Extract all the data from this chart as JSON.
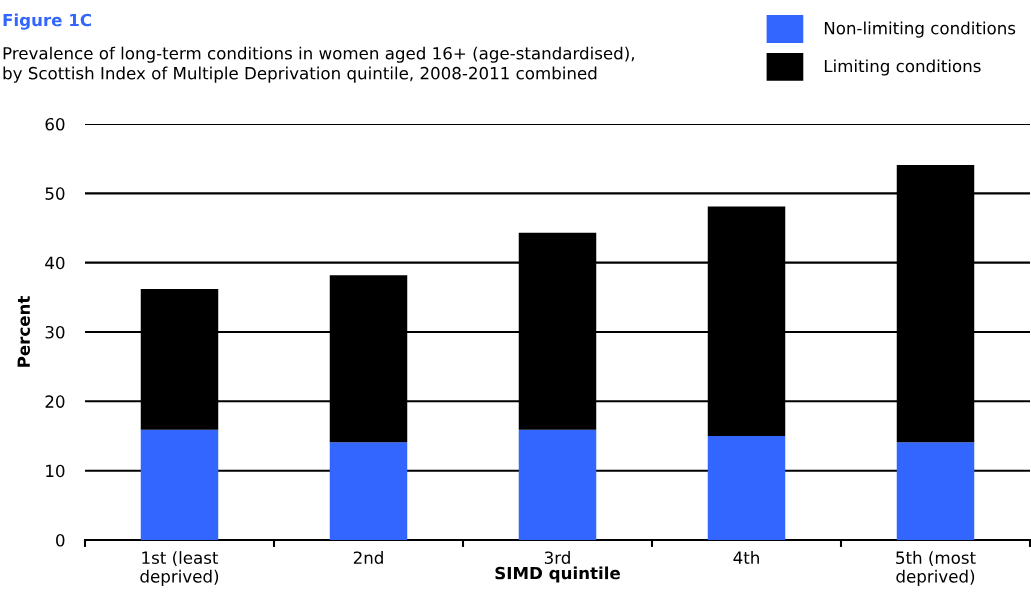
{
  "chart_data": {
    "type": "bar",
    "stacked": true,
    "title": "Figure 1C",
    "subtitle": "Prevalence of long-term conditions in women aged 16+ (age-standardised),\nby Scottish Index of Multiple Deprivation quintile, 2008-2011 combined",
    "xlabel": "SIMD quintile",
    "ylabel": "Percent",
    "categories": [
      "1st (least\ndeprived)",
      "2nd",
      "3rd",
      "4th",
      "5th (most\ndeprived)"
    ],
    "series": [
      {
        "name": "Non-limiting conditions",
        "color": "#3366ff",
        "values": [
          15.9,
          14.1,
          15.9,
          15.0,
          14.1
        ]
      },
      {
        "name": "Limiting conditions",
        "color": "#000000",
        "values": [
          20.3,
          24.1,
          28.4,
          33.1,
          40.0
        ]
      }
    ],
    "ylim": [
      0,
      60
    ],
    "yticks": [
      0,
      10,
      20,
      30,
      40,
      50,
      60
    ],
    "grid": "y",
    "legend": "top right"
  }
}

- _PROBLEM STATEMENT_: Restate the whole listing above exactly, please, omitting every image.

- _RIGHT ANSWER_:
Extract all the data from this chart as JSON.
{
  "chart_data": {
    "type": "bar",
    "stacked": true,
    "title": "Figure 1C",
    "subtitle": "Prevalence of long-term conditions in women aged 16+ (age-standardised),\nby Scottish Index of Multiple Deprivation quintile, 2008-2011 combined",
    "xlabel": "SIMD quintile",
    "ylabel": "Percent",
    "categories": [
      "1st (least\ndeprived)",
      "2nd",
      "3rd",
      "4th",
      "5th (most\ndeprived)"
    ],
    "series": [
      {
        "name": "Non-limiting conditions",
        "color": "#3366ff",
        "values": [
          15.9,
          14.1,
          15.9,
          15.0,
          14.1
        ]
      },
      {
        "name": "Limiting conditions",
        "color": "#000000",
        "values": [
          20.3,
          24.1,
          28.4,
          33.1,
          40.0
        ]
      }
    ],
    "ylim": [
      0,
      60
    ],
    "yticks": [
      0,
      10,
      20,
      30,
      40,
      50,
      60
    ],
    "grid": "y",
    "legend": "top right"
  }
}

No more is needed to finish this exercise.